Text segment:
• • • • • • •
In baseball, an inside-the-park home run is a play where a batter hits a home run without hitting the ball out of the field of play. It is also known as an "inside-the-parker", "in-the-park home run", or "in-the-park homer".

Discussion
To score an inside-the-park home run, the player must touch all four bases (in the order of first, second, and third, ending at home plate) before a fielder on the opposing team can tag him out. If the defensive team commits one or more errors during the play, it is not scored as a home run, but rather advancing on an error. At advanced levels of play, the batter scoring due to one or more errors by the defense is colloquially referred to as a Little League home run.

The vast majority of home runs occur when the batter hits the ball beyond the outfield fence on the fly. This is purely a feat of hitting with power, along with a fortuitous flight angle of the ball. The inside-the-park home run has a  different character: it combines fast baserunning with a strong hit. Statistically, an inside-the-park home run is counted no differently than any other home run in a player's season and career totals.

In the early days of Major League Baseball (MLB), with outfields more spacious (such as that of the Polo Grounds), angular wall positioning to fit the property's limits, and less uniformity in field dimensions from ballpark to ballpark, inside-the-park home runs were common. However, in the modern era, with smaller and circumferential outfields and walls defined by minimum standards, the feat has become increasingly rare, happening only a handful of times each season.

Today an inside-the-park home run is typically accomplished by a fast baserunner hitting the ball in a direction that bounces far away from the opposing team's fielders, or in unusual weather conditions like heavy wind gusts or rain-soaked fields where a fielder's traction is drastically reduced, or the ball cannot be fielded easily. Sometimes (such as Alcides Escobar's inside-the-park homer in the 2015 World Series), the outfielder misjudges the ball, loses it in the stadium floodlights or in a domed stadium, cannot track the ball as it strikes some kind of obstruction above not covered by a stadium's ground rules, or otherwise misplays it, but not so badly that an error is charged.
• • • • • • •
Data extract:

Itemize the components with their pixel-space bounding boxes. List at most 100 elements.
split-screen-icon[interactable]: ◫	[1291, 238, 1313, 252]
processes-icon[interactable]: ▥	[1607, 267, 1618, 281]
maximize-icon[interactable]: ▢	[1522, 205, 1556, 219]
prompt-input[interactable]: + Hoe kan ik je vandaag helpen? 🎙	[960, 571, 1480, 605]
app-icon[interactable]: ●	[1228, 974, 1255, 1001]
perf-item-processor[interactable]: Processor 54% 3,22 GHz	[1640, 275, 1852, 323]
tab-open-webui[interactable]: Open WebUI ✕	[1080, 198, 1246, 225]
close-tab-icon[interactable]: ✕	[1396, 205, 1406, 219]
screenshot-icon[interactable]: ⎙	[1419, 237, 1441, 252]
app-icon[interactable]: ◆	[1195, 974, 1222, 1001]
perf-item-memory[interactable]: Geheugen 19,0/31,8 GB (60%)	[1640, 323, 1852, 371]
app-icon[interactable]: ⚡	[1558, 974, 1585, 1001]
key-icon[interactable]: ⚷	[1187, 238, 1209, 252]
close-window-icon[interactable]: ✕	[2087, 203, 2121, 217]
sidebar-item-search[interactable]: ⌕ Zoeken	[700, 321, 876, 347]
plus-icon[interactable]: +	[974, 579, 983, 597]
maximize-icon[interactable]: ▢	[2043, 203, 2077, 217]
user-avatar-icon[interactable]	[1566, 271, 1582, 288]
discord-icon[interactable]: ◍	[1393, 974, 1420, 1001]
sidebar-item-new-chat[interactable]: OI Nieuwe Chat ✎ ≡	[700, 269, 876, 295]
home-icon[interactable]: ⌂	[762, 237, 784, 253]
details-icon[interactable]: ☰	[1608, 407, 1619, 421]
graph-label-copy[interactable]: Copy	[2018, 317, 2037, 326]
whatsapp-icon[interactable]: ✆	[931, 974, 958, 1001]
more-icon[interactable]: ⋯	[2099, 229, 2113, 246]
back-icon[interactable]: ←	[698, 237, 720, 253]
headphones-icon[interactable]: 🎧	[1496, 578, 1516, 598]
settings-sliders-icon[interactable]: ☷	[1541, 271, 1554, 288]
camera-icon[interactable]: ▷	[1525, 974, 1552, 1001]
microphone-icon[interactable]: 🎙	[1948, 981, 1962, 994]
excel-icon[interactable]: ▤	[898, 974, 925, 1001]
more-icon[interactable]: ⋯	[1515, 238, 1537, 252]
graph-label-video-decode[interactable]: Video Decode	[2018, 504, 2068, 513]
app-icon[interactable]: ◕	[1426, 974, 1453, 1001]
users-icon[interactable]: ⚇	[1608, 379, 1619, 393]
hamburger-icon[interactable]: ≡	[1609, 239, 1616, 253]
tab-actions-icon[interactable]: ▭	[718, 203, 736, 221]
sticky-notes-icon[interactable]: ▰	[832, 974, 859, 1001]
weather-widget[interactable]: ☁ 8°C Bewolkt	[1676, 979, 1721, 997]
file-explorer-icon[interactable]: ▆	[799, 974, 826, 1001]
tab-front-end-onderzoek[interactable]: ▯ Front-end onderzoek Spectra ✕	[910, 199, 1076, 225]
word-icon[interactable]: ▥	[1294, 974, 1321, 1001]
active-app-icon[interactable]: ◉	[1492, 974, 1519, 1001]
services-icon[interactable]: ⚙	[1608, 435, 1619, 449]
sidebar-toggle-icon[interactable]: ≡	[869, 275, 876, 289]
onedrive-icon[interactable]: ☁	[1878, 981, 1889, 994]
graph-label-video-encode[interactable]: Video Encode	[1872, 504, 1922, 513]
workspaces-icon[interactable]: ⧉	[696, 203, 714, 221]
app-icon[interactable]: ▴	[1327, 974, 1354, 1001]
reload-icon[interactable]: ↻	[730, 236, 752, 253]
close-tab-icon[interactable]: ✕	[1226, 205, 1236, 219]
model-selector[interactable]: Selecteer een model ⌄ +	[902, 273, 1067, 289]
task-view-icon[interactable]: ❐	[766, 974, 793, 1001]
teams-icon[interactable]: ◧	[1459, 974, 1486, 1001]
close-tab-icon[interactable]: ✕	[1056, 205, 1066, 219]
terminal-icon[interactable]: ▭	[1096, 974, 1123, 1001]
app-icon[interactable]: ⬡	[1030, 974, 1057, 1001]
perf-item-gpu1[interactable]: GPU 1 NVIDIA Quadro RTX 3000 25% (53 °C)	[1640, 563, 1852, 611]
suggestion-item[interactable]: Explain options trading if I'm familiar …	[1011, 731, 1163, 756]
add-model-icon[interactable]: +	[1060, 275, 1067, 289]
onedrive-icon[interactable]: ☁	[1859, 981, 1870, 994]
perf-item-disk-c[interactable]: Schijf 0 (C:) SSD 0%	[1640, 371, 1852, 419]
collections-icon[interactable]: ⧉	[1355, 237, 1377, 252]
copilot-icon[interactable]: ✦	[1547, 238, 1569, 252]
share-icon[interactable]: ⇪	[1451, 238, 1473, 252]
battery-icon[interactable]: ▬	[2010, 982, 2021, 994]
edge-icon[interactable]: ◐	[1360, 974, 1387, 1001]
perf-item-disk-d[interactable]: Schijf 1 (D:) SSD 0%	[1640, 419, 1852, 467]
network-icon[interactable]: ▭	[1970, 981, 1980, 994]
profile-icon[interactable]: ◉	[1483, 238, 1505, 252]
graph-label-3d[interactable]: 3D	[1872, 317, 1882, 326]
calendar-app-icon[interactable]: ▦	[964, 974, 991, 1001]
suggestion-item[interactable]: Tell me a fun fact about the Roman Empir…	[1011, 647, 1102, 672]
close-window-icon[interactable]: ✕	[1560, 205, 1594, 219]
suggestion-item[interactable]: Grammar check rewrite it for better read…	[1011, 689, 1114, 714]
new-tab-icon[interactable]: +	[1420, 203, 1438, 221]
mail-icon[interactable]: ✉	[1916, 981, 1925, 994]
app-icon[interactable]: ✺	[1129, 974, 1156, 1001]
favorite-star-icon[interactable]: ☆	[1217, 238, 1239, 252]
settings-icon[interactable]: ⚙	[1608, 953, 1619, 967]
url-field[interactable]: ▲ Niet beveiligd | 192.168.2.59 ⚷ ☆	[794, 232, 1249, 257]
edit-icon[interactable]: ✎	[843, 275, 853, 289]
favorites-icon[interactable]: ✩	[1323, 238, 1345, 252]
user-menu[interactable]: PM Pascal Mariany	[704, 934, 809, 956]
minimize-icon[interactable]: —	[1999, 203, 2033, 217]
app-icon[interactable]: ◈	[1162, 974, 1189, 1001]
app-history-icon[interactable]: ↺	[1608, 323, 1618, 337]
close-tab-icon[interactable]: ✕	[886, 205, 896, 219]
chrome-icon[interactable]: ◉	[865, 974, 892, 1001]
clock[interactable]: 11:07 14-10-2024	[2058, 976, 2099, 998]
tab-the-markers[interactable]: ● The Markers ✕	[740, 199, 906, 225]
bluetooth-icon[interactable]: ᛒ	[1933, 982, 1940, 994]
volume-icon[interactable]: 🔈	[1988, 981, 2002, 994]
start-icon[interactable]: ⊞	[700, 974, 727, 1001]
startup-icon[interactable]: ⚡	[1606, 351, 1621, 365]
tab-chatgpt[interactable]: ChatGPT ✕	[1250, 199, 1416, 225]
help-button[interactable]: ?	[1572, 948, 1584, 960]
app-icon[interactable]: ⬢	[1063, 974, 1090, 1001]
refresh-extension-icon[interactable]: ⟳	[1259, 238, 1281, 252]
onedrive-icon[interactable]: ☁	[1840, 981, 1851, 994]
• • • • • • •
Task requirements:
a) According to the passage on inside-the-park home runs, why were such home runs common in the early days of Major League Baseball but rare in the modern era? Answer in one to three sentences.
b) Pick up the passage on inside-the-park home runs after its final sentence and continue it.
The listing comes from a different source than the passage on inside-the-park home runs.

Response list:
a) Early ballparks had more spacious outfields, angular walls shaped to fit property limits, and dimensions that varied from park to park, so inside-the-park home runs were common. Modern outfields are smaller and circumferential, with walls defined by minimum standards, so the feat now happens only a handful of times each season.

b)
Major League Baseball statistics

Of the 154,483 home runs hit between 1951 and 2000, only 975 (0.63%; about one per 158) were inside-the-park. The percentage has dwindled since the increase in emphasis on power hitting, which began in the 1920s. While Jesse Burkett, who played in the major leagues from 1890 to 1905, had 55 career inside-the-park home runs, the leader since 1950 is Willie Wilson, who played in the major leagues from 1976 to 1994, with 13.

Records

Source:

In the World Series

Rare occurrences

On July 13, 1896, Ed Delahanty of the Philadelphia Phillies hit four home runs in one game (itself an extraordinarily rare feat), two of which were inside-the-park home runs. This event was the only time any homers in a four-homer game were inside-the-park.
On April 27, 1949, Pete Milne hit an inside-the-park grand slam for his only career home run. It gave the New York Giants an 11–8 lead over the Brooklyn Dodgers, which was also the final score.
On July 25, 1956, Roberto Clemente became the only MLB player to hit a walk-off inside-the-park grand slam in a 9–8 Pittsburgh Pirates win over the Chicago Cubs, at Forbes Field.
On August 27, 1977, Texas Rangers teammates Toby Harrah and Bump Wills hit back-to-back inside the park home runs.
Exhibition Stadium, due to its proximity to Lake Ontario, facilitated a bizarre in-the-park home run for Kelly Gruber of the Toronto Blue Jays in 1986, when an otherwise routine pop up was lost by the Detroit Tigers outfielders in the thick fog.
On October 4, 1986, during a Twins' home game at the Hubert H. Humphrey Metrodome, Greg Gagne tied a modern-era major league record by hitting two inside-the-park home runs against the Chicago White Sox. Only 18 players in major league history have performed this feat, with Gagne being just the second since 1930. Both home runs were hit off Chicago starting pitcher Floyd Bannister, who also tied a modern-era major league record by allowing two inside-the-park home runs in one game. The Twins went on to win the game, 7–3.
On June 17, 2007, Prince Fielder of the Milwaukee Brewers hit a popup to center field that became an inside-the-park home run when Minnesota Twins outfielder Lew Ford lost the ball after it struck a speaker on the ceiling of the Metrodome. Fielder weighed  at the time, becoming the third-heaviest player to hit an inside-the-park homer. On June 19, 2008, he hit another inside-the-park-homer at Miller Park in Milwaukee, versus the Toronto Blue Jays.
In the 2007 All-Star Game, Ichiro Suzuki became the only player to hit an inside-the-park home run in an All-Star Game, hitting it at AT&T Park in San Francisco. Suzuki, playing for the victorious American League All-Stars, earned Most Valuable Player honors.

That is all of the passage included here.